▸ TASK DIRECTIONS
Look through the lines of the material and count those containing "porcentual". Give that count alone.

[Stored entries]
** START **

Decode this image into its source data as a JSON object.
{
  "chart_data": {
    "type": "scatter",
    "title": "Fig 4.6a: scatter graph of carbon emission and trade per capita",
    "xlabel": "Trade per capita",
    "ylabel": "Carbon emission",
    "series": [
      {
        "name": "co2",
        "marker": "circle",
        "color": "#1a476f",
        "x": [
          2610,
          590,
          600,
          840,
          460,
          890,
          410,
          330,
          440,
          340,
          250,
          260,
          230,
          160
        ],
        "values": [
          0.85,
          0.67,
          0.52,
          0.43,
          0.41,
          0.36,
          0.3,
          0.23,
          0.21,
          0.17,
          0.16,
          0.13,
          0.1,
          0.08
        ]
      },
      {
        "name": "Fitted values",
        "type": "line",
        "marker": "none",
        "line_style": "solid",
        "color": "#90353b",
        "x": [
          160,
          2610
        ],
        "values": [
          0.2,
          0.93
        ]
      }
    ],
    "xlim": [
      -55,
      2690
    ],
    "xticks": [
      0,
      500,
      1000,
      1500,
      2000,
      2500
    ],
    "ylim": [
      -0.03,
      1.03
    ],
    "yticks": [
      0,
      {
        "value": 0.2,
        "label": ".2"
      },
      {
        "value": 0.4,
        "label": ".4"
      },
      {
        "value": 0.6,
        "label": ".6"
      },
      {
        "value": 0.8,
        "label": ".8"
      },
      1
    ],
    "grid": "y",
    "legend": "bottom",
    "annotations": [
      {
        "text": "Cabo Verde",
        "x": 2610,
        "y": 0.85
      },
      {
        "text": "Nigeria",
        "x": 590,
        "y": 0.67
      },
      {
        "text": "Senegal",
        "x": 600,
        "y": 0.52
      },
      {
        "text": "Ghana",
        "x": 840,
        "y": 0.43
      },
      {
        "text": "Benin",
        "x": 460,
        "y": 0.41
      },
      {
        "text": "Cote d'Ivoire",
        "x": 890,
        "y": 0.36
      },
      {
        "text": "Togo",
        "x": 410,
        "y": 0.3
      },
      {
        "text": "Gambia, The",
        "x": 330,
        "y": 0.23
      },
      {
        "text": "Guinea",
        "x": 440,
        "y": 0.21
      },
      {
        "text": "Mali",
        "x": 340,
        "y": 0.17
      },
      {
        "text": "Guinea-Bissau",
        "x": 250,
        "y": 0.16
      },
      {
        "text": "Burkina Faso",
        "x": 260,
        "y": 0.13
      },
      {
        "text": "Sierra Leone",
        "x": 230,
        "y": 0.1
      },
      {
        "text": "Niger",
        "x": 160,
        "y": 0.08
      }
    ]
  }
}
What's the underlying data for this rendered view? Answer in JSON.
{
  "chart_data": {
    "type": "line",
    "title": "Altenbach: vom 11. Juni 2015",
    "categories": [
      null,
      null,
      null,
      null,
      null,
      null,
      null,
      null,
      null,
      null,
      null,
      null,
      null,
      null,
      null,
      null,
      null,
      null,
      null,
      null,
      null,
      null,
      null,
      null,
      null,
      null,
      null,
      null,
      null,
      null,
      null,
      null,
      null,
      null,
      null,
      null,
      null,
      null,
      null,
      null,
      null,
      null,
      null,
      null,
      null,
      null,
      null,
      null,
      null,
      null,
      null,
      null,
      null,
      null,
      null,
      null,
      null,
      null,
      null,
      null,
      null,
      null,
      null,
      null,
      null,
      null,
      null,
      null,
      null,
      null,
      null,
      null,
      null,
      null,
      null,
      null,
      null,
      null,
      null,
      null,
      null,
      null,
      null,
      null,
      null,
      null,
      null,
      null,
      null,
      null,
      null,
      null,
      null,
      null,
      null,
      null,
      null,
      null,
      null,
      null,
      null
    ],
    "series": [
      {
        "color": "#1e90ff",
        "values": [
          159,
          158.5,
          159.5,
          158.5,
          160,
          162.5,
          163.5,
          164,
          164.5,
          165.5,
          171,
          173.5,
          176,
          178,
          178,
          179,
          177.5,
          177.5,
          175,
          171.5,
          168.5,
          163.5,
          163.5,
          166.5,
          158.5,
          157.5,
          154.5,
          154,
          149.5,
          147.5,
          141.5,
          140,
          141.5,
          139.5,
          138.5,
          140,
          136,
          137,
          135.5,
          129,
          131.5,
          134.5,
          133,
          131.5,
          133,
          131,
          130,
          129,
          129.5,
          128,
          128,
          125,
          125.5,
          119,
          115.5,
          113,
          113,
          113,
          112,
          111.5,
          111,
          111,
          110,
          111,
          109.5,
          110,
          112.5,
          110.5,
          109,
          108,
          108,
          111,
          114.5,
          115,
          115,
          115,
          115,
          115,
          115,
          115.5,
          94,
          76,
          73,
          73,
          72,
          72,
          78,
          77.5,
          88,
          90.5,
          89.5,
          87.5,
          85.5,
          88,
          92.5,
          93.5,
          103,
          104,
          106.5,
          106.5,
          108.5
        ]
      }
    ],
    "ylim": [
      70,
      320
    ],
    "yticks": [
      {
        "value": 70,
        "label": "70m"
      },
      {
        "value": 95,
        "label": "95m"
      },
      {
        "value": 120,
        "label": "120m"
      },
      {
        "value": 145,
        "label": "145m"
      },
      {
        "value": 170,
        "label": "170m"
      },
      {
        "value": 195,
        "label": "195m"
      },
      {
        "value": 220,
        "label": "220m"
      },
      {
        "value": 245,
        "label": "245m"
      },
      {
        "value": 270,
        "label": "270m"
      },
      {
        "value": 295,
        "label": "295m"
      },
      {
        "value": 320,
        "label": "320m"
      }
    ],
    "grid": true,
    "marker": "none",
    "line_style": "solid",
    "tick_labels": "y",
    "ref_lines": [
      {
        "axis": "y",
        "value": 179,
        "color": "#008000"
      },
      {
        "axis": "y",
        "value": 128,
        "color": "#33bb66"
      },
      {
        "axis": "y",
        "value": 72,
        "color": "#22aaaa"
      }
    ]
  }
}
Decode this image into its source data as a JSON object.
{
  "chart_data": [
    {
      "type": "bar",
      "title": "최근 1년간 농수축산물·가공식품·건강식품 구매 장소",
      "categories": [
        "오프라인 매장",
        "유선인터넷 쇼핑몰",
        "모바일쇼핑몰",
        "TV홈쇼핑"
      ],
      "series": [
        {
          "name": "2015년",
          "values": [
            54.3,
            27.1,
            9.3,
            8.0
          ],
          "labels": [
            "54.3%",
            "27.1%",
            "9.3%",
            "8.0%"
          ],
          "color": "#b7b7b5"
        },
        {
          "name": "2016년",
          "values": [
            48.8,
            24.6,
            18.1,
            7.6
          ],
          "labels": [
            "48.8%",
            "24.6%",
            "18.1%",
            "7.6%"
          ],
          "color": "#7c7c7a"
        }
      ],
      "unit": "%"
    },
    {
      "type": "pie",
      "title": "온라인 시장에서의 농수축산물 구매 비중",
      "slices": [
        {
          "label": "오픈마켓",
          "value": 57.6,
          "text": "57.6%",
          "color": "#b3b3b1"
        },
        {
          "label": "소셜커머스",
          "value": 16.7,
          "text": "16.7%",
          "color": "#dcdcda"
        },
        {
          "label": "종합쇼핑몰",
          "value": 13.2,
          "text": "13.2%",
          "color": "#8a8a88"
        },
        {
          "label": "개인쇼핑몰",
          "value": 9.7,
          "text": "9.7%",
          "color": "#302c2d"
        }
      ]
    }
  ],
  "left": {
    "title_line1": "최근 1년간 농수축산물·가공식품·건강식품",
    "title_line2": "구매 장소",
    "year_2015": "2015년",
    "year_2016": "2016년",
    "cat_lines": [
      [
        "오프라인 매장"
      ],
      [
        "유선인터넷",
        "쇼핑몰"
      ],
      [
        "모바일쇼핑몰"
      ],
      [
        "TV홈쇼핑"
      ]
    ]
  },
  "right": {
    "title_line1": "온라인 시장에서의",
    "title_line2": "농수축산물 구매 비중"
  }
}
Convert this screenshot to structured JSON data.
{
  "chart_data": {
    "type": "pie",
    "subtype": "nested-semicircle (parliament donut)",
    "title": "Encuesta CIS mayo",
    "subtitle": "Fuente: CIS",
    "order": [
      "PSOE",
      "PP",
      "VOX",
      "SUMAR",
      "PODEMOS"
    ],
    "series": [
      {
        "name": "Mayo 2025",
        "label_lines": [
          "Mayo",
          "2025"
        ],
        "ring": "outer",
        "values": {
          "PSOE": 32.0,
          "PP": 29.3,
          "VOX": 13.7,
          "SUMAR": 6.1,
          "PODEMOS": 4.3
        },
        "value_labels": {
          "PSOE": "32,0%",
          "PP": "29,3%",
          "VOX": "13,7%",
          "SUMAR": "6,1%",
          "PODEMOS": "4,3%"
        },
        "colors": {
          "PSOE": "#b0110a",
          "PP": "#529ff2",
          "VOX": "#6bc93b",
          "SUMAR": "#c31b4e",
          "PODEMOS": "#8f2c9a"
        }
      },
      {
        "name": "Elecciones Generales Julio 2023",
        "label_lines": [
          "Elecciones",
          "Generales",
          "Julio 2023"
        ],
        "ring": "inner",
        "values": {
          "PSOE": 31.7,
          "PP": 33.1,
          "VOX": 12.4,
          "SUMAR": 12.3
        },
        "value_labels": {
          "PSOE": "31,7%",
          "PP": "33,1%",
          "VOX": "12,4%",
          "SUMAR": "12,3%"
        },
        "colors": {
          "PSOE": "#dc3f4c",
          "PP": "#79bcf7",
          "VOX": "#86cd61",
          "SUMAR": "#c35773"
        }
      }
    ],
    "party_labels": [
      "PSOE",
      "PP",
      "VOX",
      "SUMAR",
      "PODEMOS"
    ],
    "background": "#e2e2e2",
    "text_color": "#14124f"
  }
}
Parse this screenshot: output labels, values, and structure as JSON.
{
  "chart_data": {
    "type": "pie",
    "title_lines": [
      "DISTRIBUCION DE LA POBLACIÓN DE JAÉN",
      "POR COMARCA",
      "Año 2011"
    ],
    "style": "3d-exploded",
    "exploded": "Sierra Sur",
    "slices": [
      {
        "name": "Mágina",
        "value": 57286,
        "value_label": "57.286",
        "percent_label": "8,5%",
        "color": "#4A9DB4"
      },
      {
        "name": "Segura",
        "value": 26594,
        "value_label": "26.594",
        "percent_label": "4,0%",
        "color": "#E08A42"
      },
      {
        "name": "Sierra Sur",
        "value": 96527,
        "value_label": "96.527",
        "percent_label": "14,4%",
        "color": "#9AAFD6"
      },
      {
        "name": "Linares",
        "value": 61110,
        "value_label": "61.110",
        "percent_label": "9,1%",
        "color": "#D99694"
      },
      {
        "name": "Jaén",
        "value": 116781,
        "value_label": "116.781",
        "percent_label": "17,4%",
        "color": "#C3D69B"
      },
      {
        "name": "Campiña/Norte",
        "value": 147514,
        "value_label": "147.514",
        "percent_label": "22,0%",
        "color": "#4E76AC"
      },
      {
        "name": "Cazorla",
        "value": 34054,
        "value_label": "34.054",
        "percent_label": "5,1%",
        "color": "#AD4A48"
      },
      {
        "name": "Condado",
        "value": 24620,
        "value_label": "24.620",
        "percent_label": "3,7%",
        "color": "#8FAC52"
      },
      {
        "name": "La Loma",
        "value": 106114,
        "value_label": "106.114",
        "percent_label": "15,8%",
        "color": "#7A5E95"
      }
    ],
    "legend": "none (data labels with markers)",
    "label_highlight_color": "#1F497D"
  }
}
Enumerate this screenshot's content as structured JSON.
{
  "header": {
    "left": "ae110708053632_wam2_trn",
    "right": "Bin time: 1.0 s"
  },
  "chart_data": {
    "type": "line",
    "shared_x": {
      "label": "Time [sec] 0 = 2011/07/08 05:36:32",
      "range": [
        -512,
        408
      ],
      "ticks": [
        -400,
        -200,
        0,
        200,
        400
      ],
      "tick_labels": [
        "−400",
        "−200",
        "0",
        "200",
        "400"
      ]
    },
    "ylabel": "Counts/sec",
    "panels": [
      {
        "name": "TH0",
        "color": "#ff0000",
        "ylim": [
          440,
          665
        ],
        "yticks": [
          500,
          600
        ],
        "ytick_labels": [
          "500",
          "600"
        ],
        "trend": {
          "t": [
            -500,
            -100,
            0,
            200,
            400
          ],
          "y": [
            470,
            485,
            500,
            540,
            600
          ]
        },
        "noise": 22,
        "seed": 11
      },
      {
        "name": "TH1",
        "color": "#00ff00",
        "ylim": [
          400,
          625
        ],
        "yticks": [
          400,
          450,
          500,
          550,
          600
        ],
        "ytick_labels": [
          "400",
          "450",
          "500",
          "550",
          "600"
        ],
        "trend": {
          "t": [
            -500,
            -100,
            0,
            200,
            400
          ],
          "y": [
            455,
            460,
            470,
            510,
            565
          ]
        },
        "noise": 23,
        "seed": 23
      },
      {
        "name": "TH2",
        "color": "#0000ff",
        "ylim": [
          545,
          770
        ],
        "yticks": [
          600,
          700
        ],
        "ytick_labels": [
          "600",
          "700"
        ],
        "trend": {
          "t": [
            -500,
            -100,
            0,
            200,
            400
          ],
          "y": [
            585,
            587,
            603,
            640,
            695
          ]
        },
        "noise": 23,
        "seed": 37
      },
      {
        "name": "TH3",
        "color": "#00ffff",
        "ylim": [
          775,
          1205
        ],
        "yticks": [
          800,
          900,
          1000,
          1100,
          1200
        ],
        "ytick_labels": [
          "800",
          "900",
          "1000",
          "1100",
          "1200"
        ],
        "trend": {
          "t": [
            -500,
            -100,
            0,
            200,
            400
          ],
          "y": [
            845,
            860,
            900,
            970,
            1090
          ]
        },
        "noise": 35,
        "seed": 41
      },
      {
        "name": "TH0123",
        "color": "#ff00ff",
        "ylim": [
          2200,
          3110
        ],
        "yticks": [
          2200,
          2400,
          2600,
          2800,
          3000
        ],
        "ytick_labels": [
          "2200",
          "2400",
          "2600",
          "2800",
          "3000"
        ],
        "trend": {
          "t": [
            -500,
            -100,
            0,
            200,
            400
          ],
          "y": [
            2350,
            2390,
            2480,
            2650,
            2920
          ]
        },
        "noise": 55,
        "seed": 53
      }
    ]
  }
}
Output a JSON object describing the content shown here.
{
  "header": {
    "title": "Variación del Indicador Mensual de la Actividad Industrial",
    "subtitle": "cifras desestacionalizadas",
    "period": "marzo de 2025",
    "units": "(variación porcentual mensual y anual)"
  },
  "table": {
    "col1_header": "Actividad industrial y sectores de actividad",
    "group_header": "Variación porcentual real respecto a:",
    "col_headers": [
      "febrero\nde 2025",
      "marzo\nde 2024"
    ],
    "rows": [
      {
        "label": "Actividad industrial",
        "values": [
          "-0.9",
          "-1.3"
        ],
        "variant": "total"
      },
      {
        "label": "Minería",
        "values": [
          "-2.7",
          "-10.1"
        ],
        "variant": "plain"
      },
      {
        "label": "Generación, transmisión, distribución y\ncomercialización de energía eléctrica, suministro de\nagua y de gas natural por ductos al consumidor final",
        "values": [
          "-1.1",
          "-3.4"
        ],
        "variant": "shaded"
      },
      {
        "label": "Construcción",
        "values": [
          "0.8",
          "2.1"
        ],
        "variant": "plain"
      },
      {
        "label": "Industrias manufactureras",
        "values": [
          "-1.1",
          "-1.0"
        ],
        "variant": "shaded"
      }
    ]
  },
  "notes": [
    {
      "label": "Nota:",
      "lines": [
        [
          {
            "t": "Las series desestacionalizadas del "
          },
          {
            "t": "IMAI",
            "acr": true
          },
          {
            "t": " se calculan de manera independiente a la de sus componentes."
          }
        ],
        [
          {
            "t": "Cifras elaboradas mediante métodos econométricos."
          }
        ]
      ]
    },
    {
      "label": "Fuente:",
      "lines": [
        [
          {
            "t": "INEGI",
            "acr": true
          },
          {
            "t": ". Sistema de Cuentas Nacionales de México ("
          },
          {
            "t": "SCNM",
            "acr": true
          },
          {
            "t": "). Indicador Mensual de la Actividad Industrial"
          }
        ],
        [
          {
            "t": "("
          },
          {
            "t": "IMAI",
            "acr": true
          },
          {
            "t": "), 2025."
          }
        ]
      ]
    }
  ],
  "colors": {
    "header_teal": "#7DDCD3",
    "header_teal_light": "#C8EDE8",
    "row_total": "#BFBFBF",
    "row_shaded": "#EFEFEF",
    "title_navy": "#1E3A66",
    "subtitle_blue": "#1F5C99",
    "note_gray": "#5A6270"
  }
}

** END **

▸ EXERCISE RESPONSE
2